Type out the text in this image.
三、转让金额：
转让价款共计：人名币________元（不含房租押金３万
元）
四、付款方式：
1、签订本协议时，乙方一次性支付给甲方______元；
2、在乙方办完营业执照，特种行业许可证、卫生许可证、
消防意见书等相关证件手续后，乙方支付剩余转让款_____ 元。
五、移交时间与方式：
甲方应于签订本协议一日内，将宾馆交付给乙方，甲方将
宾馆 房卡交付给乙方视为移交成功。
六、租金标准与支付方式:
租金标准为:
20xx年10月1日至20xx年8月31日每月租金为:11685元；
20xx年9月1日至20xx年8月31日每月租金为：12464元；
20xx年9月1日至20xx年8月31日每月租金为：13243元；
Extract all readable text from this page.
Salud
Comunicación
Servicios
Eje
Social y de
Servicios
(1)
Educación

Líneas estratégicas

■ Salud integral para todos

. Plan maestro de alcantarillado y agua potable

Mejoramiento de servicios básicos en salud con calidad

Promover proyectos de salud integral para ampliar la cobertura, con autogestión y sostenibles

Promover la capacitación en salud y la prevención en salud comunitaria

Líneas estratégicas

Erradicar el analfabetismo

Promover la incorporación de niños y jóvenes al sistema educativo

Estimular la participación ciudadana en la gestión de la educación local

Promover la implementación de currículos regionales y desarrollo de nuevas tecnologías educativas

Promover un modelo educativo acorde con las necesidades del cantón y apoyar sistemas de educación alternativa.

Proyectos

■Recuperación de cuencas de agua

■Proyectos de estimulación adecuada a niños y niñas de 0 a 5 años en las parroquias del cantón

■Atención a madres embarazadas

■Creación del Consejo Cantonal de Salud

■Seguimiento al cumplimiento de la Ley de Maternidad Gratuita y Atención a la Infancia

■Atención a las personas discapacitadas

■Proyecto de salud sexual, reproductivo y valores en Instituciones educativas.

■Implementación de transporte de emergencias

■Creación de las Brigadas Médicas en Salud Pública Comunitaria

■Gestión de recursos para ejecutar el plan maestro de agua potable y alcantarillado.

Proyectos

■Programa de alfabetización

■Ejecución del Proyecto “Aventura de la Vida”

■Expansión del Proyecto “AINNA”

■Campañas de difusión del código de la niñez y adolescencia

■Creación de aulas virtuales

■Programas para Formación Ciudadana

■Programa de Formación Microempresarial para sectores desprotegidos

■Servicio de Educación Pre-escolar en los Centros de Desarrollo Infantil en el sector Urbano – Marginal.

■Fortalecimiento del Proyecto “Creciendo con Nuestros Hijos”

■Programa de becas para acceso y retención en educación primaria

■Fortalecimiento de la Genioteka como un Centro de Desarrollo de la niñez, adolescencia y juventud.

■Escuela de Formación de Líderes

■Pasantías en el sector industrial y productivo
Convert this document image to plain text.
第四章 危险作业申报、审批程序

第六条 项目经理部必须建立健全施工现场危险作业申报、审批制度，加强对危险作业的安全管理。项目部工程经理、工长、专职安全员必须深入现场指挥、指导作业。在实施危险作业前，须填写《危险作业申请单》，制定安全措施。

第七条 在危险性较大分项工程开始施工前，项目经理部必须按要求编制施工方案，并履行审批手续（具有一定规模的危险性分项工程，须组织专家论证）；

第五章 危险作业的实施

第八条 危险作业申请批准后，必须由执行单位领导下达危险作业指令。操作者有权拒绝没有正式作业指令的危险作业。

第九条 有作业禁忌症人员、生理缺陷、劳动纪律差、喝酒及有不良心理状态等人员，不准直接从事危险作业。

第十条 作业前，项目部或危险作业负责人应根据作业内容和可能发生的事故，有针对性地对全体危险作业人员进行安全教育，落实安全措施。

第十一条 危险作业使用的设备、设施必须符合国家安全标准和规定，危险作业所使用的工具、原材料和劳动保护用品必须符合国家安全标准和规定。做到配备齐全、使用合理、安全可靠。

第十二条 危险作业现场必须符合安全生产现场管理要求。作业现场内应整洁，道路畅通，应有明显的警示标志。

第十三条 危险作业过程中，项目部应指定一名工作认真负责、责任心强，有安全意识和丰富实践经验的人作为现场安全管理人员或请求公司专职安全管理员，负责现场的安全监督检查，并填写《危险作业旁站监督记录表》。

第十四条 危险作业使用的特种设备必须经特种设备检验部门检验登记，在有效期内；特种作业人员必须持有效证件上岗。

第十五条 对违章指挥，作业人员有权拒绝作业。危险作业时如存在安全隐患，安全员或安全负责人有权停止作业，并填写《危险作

+---+

● GIVEN PROBLEM: Repeat the preceding lines exactly, please, every one of them.

● OUTPUT FOR THIS TASK:
Type out the text in this image.
三、转让金额：
转让价款共计：人名币________元（不含房租押金３万
元）
四、付款方式：
1、签订本协议时，乙方一次性支付给甲方______元；
2、在乙方办完营业执照，特种行业许可证、卫生许可证、
消防意见书等相关证件手续后，乙方支付剩余转让款_____ 元。
五、移交时间与方式：
甲方应于签订本协议一日内，将宾馆交付给乙方，甲方将
宾馆 房卡交付给乙方视为移交成功。
六、租金标准与支付方式:
租金标准为:
20xx年10月1日至20xx年8月31日每月租金为:11685元；
20xx年9月1日至20xx年8月31日每月租金为：12464元；
20xx年9月1日至20xx年8月31日每月租金为：13243元；
Extract all readable text from this page.
Salud
Comunicación
Servicios
Eje
Social y de
Servicios
(1)
Educación

Líneas estratégicas

■ Salud integral para todos

. Plan maestro de alcantarillado y agua potable

Mejoramiento de servicios básicos en salud con calidad

Promover proyectos de salud integral para ampliar la cobertura, con autogestión y sostenibles

Promover la capacitación en salud y la prevención en salud comunitaria

Líneas estratégicas

Erradicar el analfabetismo

Promover la incorporación de niños y jóvenes al sistema educativo

Estimular la participación ciudadana en la gestión de la educación local

Promover la implementación de currículos regionales y desarrollo de nuevas tecnologías educativas

Promover un modelo educativo acorde con las necesidades del cantón y apoyar sistemas de educación alternativa.

Proyectos

■Recuperación de cuencas de agua

■Proyectos de estimulación adecuada a niños y niñas de 0 a 5 años en las parroquias del cantón

■Atención a madres embarazadas

■Creación del Consejo Cantonal de Salud

■Seguimiento al cumplimiento de la Ley de Maternidad Gratuita y Atención a la Infancia

■Atención a las personas discapacitadas

■Proyecto de salud sexual, reproductivo y valores en Instituciones educativas.

■Implementación de transporte de emergencias

■Creación de las Brigadas Médicas en Salud Pública Comunitaria

■Gestión de recursos para ejecutar el plan maestro de agua potable y alcantarillado.

Proyectos

■Programa de alfabetización

■Ejecución del Proyecto “Aventura de la Vida”

■Expansión del Proyecto “AINNA”

■Campañas de difusión del código de la niñez y adolescencia

■Creación de aulas virtuales

■Programas para Formación Ciudadana

■Programa de Formación Microempresarial para sectores desprotegidos

■Servicio de Educación Pre-escolar en los Centros de Desarrollo Infantil en el sector Urbano – Marginal.

■Fortalecimiento del Proyecto “Creciendo con Nuestros Hijos”

■Programa de becas para acceso y retención en educación primaria

■Fortalecimiento de la Genioteka como un Centro de Desarrollo de la niñez, adolescencia y juventud.

■Escuela de Formación de Líderes

■Pasantías en el sector industrial y productivo
Convert this document image to plain text.
第四章 危险作业申报、审批程序

第六条 项目经理部必须建立健全施工现场危险作业申报、审批制度，加强对危险作业的安全管理。项目部工程经理、工长、专职安全员必须深入现场指挥、指导作业。在实施危险作业前，须填写《危险作业申请单》，制定安全措施。

第七条 在危险性较大分项工程开始施工前，项目经理部必须按要求编制施工方案，并履行审批手续（具有一定规模的危险性分项工程，须组织专家论证）；

第五章 危险作业的实施

第八条 危险作业申请批准后，必须由执行单位领导下达危险作业指令。操作者有权拒绝没有正式作业指令的危险作业。

第九条 有作业禁忌症人员、生理缺陷、劳动纪律差、喝酒及有不良心理状态等人员，不准直接从事危险作业。

第十条 作业前，项目部或危险作业负责人应根据作业内容和可能发生的事故，有针对性地对全体危险作业人员进行安全教育，落实安全措施。

第十一条 危险作业使用的设备、设施必须符合国家安全标准和规定，危险作业所使用的工具、原材料和劳动保护用品必须符合国家安全标准和规定。做到配备齐全、使用合理、安全可靠。

第十二条 危险作业现场必须符合安全生产现场管理要求。作业现场内应整洁，道路畅通，应有明显的警示标志。

第十三条 危险作业过程中，项目部应指定一名工作认真负责、责任心强，有安全意识和丰富实践经验的人作为现场安全管理人员或请求公司专职安全管理员，负责现场的安全监督检查，并填写《危险作业旁站监督记录表》。

第十四条 危险作业使用的特种设备必须经特种设备检验部门检验登记，在有效期内；特种作业人员必须持有效证件上岗。

第十五条 对违章指挥，作业人员有权拒绝作业。危险作业时如存在安全隐患，安全员或安全负责人有权停止作业，并填写《危险作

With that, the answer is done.